** Directions for this task **
Produce an exact copy of all the records.

----------------------------------------

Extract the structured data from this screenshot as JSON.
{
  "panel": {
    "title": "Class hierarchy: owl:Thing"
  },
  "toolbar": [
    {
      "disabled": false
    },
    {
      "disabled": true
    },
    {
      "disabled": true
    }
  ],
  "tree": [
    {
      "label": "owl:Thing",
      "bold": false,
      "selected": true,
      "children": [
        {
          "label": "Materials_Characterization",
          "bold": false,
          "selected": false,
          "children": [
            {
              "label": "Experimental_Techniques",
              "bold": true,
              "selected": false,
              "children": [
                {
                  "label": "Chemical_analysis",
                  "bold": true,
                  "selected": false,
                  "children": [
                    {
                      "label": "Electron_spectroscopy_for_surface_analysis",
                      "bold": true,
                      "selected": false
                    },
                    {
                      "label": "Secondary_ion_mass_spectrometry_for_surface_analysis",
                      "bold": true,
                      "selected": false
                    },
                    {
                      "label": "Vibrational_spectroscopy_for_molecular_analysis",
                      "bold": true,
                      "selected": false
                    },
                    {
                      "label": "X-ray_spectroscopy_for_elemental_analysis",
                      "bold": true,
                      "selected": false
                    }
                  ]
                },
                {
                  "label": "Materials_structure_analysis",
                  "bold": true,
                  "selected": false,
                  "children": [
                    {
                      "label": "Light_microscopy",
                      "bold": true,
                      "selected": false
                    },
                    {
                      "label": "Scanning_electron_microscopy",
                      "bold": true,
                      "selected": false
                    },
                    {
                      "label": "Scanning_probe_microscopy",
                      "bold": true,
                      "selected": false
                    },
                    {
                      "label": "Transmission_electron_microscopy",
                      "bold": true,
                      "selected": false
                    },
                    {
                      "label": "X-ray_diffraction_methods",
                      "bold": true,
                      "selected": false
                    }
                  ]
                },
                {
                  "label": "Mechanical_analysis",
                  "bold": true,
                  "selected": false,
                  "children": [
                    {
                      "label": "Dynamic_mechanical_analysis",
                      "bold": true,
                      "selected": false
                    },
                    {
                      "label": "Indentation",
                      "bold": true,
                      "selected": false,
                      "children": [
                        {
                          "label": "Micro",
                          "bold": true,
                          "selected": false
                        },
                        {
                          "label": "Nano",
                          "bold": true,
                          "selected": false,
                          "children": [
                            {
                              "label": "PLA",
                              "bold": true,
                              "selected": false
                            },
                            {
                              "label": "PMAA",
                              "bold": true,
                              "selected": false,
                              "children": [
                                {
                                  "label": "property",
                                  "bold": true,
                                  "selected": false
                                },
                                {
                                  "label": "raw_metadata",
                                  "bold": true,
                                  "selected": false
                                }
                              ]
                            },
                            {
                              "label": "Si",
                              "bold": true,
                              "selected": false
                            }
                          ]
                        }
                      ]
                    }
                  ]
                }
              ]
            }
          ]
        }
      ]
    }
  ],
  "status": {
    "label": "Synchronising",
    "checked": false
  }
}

----------------------------------------

** Final result **
Extract the structured data from this screenshot as JSON.
{
  "panel": {
    "title": "Class hierarchy: owl:Thing"
  },
  "toolbar": [
    {
      "disabled": false
    },
    {
      "disabled": true
    },
    {
      "disabled": true
    }
  ],
  "tree": [
    {
      "label": "owl:Thing",
      "bold": false,
      "selected": true,
      "children": [
        {
          "label": "Materials_Characterization",
          "bold": false,
          "selected": false,
          "children": [
            {
              "label": "Experimental_Techniques",
              "bold": true,
              "selected": false,
              "children": [
                {
                  "label": "Chemical_analysis",
                  "bold": true,
                  "selected": false,
                  "children": [
                    {
                      "label": "Electron_spectroscopy_for_surface_analysis",
                      "bold": true,
                      "selected": false
                    },
                    {
                      "label": "Secondary_ion_mass_spectrometry_for_surface_analysis",
                      "bold": true,
                      "selected": false
                    },
                    {
                      "label": "Vibrational_spectroscopy_for_molecular_analysis",
                      "bold": true,
                      "selected": false
                    },
                    {
                      "label": "X-ray_spectroscopy_for_elemental_analysis",
                      "bold": true,
                      "selected": false
                    }
                  ]
                },
                {
                  "label": "Materials_structure_analysis",
                  "bold": true,
                  "selected": false,
                  "children": [
                    {
                      "label": "Light_microscopy",
                      "bold": true,
                      "selected": false
                    },
                    {
                      "label": "Scanning_electron_microscopy",
                      "bold": true,
                      "selected": false
                    },
                    {
                      "label": "Scanning_probe_microscopy",
                      "bold": true,
                      "selected": false
                    },
                    {
                      "label": "Transmission_electron_microscopy",
                      "bold": true,
                      "selected": false
                    },
                    {
                      "label": "X-ray_diffraction_methods",
                      "bold": true,
                      "selected": false
                    }
                  ]
                },
                {
                  "label": "Mechanical_analysis",
                  "bold": true,
                  "selected": false,
                  "children": [
                    {
                      "label": "Dynamic_mechanical_analysis",
                      "bold": true,
                      "selected": false
                    },
                    {
                      "label": "Indentation",
                      "bold": true,
                      "selected": false,
                      "children": [
                        {
                          "label": "Micro",
                          "bold": true,
                          "selected": false
                        },
                        {
                          "label": "Nano",
                          "bold": true,
                          "selected": false,
                          "children": [
                            {
                              "label": "PLA",
                              "bold": true,
                              "selected": false
                            },
                            {
                              "label": "PMAA",
                              "bold": true,
                              "selected": false,
                              "children": [
                                {
                                  "label": "property",
                                  "bold": true,
                                  "selected": false
                                },
                                {
                                  "label": "raw_metadata",
                                  "bold": true,
                                  "selected": false
                                }
                              ]
                            },
                            {
                              "label": "Si",
                              "bold": true,
                              "selected": false
                            }
                          ]
                        }
                      ]
                    }
                  ]
                }
              ]
            }
          ]
        }
      ]
    }
  ],
  "status": {
    "label": "Synchronising",
    "checked": false
  }
}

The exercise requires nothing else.